───── Extracted information ─────
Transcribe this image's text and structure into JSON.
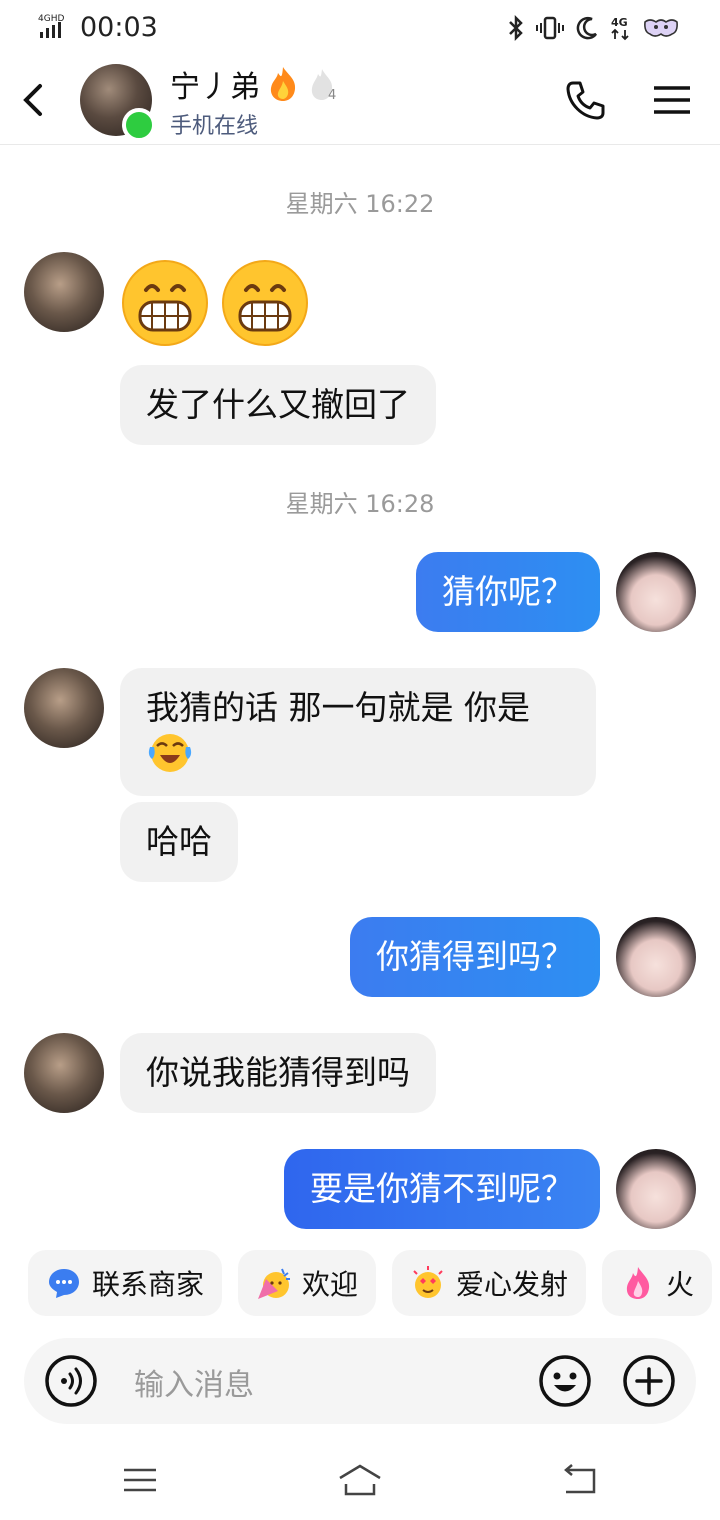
{
  "status_bar": {
    "time": "00:03",
    "network": "4GHD",
    "mobile_badge": "4G"
  },
  "header": {
    "contact_name": "宁丿弟",
    "status": "手机在线",
    "badge_level": "4"
  },
  "messages": [
    {
      "type": "timestamp",
      "text": "星期六 16:22"
    },
    {
      "type": "emoji_in",
      "emojis": [
        "grinning-icon",
        "grinning-icon"
      ]
    },
    {
      "type": "in",
      "text": "发了什么又撤回了"
    },
    {
      "type": "timestamp",
      "text": "星期六 16:28"
    },
    {
      "type": "out",
      "text": "猜你呢？"
    },
    {
      "type": "in",
      "text": "我猜的话 那一句就是 你是"
    },
    {
      "type": "in",
      "text": "哈哈"
    },
    {
      "type": "out",
      "text": "你猜得到吗？"
    },
    {
      "type": "in",
      "text": "你说我能猜得到吗"
    },
    {
      "type": "out",
      "text": "要是你猜不到呢？"
    }
  ],
  "quick_actions": [
    {
      "label": "联系商家",
      "icon": "chat-bubble-icon"
    },
    {
      "label": "欢迎",
      "icon": "party-icon"
    },
    {
      "label": "爱心发射",
      "icon": "heart-face-icon"
    },
    {
      "label": "火",
      "icon": "flame-icon"
    }
  ],
  "input": {
    "placeholder": "输入消息"
  },
  "colors": {
    "bubble_out": "#2d8ff2",
    "bubble_in": "#f1f1f1",
    "online": "#2ecc40"
  }
}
─────
Task statement
Your task is to gather every line with the word "icon" and copy it.

Answer to the task
        "grinning-icon",
        "grinning-icon"
      "icon": "chat-bubble-icon"
      "icon": "party-icon"
      "icon": "heart-face-icon"
      "icon": "flame-icon"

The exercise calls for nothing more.